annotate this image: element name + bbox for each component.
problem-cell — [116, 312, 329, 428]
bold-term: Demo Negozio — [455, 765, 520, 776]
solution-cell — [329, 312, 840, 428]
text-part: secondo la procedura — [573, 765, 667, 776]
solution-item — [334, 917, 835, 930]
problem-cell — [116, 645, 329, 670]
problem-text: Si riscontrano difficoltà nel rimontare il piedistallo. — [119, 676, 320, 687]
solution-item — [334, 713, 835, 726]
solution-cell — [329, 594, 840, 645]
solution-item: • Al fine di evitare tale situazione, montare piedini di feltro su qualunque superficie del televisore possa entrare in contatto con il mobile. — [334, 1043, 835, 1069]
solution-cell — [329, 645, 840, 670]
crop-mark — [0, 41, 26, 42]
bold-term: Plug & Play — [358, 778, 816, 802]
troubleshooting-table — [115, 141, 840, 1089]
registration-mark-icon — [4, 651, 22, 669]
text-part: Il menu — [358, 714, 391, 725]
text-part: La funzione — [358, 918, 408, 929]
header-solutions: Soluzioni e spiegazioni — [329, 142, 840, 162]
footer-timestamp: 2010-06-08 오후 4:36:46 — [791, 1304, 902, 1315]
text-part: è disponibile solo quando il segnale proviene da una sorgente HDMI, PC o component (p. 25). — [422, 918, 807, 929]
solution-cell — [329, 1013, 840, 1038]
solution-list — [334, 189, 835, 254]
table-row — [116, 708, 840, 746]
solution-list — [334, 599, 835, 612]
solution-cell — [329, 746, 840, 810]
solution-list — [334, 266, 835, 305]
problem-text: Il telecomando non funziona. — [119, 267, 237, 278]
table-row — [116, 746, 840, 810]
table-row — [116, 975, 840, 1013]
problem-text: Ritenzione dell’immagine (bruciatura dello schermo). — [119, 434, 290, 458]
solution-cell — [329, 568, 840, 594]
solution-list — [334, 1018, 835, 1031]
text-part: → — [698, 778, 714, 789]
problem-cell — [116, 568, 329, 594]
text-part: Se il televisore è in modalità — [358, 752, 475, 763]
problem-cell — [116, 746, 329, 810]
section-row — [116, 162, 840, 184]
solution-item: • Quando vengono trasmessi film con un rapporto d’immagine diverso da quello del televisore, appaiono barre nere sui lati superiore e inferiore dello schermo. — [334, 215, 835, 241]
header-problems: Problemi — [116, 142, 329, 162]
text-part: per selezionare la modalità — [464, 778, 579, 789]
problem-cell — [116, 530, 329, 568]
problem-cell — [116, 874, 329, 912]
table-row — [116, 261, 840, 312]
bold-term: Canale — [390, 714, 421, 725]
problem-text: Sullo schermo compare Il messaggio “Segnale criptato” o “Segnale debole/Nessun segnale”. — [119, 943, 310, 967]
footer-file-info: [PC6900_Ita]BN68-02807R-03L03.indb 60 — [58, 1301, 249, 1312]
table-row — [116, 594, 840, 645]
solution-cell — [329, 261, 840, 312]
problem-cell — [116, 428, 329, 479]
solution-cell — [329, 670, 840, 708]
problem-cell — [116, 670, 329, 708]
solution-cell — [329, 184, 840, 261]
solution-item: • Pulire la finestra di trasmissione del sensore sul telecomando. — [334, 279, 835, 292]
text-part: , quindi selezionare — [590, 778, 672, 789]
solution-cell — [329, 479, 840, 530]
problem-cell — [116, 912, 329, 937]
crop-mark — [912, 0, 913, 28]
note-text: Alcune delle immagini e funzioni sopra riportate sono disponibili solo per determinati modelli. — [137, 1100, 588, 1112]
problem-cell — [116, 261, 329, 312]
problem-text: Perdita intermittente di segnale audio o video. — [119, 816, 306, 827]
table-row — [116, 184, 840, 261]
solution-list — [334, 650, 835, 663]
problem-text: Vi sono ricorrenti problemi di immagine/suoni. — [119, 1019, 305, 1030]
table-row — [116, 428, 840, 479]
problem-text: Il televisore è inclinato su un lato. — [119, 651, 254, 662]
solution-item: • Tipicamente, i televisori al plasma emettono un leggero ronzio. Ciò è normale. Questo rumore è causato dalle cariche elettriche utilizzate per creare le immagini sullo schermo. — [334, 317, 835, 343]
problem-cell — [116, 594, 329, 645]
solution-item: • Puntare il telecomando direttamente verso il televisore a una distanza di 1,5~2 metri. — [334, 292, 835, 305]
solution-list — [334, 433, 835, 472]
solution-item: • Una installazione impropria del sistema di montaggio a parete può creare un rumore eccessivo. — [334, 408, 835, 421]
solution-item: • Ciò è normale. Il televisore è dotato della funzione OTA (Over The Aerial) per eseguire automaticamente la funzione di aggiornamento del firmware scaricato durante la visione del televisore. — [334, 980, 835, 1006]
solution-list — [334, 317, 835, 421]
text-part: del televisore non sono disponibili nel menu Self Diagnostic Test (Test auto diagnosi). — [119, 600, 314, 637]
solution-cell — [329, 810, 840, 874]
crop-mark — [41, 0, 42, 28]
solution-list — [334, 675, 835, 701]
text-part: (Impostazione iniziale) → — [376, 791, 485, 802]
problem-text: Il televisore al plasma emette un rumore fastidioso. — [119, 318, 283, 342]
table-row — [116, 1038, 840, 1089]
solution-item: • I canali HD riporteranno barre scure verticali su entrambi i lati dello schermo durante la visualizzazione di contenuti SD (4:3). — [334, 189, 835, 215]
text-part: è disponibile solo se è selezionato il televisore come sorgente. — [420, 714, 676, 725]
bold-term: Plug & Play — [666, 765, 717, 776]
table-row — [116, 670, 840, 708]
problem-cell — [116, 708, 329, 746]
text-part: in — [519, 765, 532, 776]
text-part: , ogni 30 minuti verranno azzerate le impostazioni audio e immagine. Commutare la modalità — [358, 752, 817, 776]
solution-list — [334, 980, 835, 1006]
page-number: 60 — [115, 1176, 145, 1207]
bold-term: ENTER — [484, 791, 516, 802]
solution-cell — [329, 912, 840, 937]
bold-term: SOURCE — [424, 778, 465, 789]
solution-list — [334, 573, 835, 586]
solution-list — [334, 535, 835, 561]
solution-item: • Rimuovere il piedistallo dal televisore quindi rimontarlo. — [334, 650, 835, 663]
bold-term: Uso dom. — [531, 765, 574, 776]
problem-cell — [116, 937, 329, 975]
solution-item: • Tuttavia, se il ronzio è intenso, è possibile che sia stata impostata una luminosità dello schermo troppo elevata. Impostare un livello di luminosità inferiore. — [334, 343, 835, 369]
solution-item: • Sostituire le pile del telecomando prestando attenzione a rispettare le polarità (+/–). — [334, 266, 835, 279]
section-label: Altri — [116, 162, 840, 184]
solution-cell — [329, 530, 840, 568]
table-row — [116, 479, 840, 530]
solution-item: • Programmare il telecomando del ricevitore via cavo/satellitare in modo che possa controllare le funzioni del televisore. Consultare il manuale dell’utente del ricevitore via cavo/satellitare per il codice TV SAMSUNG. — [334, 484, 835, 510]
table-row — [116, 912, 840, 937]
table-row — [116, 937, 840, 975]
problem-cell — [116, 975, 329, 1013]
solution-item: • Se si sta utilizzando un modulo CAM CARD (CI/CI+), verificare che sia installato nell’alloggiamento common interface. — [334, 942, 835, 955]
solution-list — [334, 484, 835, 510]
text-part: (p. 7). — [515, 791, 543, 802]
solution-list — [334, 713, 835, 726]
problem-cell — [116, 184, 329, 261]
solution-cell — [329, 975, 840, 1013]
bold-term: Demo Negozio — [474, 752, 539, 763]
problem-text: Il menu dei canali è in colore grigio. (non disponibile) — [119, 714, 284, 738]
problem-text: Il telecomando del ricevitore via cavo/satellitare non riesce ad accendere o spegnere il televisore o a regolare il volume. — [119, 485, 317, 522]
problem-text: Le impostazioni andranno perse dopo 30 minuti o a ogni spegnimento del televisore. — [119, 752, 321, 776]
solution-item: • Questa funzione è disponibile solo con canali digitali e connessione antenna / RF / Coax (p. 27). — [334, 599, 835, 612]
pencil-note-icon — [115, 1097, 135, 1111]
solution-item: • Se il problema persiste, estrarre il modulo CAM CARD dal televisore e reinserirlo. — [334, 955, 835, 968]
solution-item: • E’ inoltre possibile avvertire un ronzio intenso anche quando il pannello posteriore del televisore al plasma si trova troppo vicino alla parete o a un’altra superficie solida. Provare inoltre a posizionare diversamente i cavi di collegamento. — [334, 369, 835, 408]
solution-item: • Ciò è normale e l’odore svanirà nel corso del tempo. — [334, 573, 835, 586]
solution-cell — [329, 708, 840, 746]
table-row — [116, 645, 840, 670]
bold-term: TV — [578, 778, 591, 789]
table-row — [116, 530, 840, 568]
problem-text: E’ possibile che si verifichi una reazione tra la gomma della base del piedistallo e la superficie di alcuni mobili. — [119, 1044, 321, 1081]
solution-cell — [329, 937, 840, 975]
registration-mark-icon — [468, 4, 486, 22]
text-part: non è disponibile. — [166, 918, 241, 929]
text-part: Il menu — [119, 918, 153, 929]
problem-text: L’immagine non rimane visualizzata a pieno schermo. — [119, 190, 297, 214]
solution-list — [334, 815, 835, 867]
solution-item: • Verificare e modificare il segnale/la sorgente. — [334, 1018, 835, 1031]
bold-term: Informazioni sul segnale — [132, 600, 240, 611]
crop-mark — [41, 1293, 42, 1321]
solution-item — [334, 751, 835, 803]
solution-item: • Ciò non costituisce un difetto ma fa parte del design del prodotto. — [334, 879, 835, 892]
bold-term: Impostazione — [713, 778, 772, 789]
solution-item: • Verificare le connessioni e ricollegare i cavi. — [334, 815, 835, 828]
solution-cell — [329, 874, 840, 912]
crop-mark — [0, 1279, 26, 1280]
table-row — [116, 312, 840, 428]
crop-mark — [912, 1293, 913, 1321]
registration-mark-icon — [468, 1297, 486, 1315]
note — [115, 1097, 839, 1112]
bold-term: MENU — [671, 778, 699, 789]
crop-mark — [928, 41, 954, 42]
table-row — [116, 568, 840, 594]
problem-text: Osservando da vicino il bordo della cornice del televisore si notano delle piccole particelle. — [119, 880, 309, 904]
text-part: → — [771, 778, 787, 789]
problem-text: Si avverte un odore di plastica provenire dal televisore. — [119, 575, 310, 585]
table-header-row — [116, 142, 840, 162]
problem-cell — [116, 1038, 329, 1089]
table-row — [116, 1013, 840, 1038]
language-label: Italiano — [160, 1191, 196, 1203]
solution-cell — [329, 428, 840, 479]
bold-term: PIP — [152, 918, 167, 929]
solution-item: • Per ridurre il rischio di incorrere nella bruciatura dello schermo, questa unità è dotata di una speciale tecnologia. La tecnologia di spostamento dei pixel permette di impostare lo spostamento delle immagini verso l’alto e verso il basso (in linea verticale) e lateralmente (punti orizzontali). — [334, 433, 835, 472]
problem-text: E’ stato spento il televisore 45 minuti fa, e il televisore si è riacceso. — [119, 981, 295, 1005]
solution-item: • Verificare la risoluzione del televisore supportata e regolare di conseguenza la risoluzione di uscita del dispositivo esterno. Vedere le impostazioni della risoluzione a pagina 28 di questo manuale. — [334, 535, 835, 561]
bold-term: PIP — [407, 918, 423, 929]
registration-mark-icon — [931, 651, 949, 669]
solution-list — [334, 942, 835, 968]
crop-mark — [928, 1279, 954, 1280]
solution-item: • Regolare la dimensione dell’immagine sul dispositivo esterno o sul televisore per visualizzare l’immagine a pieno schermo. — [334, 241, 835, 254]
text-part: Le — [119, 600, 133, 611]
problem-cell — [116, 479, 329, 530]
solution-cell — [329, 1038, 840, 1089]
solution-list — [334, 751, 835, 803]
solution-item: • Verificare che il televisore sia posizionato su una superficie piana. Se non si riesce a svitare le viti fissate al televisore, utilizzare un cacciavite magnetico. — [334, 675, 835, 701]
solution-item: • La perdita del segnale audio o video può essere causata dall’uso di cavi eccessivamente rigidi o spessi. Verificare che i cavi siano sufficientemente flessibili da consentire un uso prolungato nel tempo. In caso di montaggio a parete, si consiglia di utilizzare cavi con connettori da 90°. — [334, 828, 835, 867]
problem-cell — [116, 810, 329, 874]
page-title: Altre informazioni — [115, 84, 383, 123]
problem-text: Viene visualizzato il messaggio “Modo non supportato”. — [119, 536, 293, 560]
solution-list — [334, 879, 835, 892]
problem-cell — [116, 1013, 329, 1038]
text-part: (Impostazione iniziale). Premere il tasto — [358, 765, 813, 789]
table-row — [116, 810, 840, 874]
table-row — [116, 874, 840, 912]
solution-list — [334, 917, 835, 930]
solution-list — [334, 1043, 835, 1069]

□ □ □ □ □ □ □

Rewrite the material from its first line through the line containing "problem-text: Ritenzione dell’immagine", replacing "solution-item" with "solution-entry" and leaving everything else unchanged.

annotate this image: element name + bbox for each component.
problem-cell — [116, 312, 329, 428]
bold-term: Demo Negozio — [455, 765, 520, 776]
solution-cell — [329, 312, 840, 428]
text-part: secondo la procedura — [573, 765, 667, 776]
solution-entry — [334, 917, 835, 930]
problem-cell — [116, 645, 329, 670]
problem-text: Si riscontrano difficoltà nel rimontare il piedistallo. — [119, 676, 320, 687]
solution-entry — [334, 713, 835, 726]
solution-cell — [329, 594, 840, 645]
solution-entry: • Al fine di evitare tale situazione, montare piedini di feltro su qualunque superficie del televisore possa entrare in contatto con il mobile. — [334, 1043, 835, 1069]
solution-cell — [329, 645, 840, 670]
crop-mark — [0, 41, 26, 42]
bold-term: Plug & Play — [358, 778, 816, 802]
troubleshooting-table — [115, 141, 840, 1089]
registration-mark-icon — [4, 651, 22, 669]
text-part: Il menu — [358, 714, 391, 725]
text-part: La funzione — [358, 918, 408, 929]
header-solutions: Soluzioni e spiegazioni — [329, 142, 840, 162]
footer-timestamp: 2010-06-08 오후 4:36:46 — [791, 1304, 902, 1315]
text-part: è disponibile solo quando il segnale proviene da una sorgente HDMI, PC o component (p. 25). — [422, 918, 807, 929]
solution-cell — [329, 1013, 840, 1038]
solution-list — [334, 189, 835, 254]
table-row — [116, 708, 840, 746]
solution-list — [334, 599, 835, 612]
solution-cell — [329, 746, 840, 810]
solution-list — [334, 266, 835, 305]
problem-text: Il telecomando non funziona. — [119, 267, 237, 278]
table-row — [116, 746, 840, 810]
table-row — [116, 975, 840, 1013]
problem-text: Ritenzione dell’immagine (bruciatura dello schermo). — [119, 434, 290, 458]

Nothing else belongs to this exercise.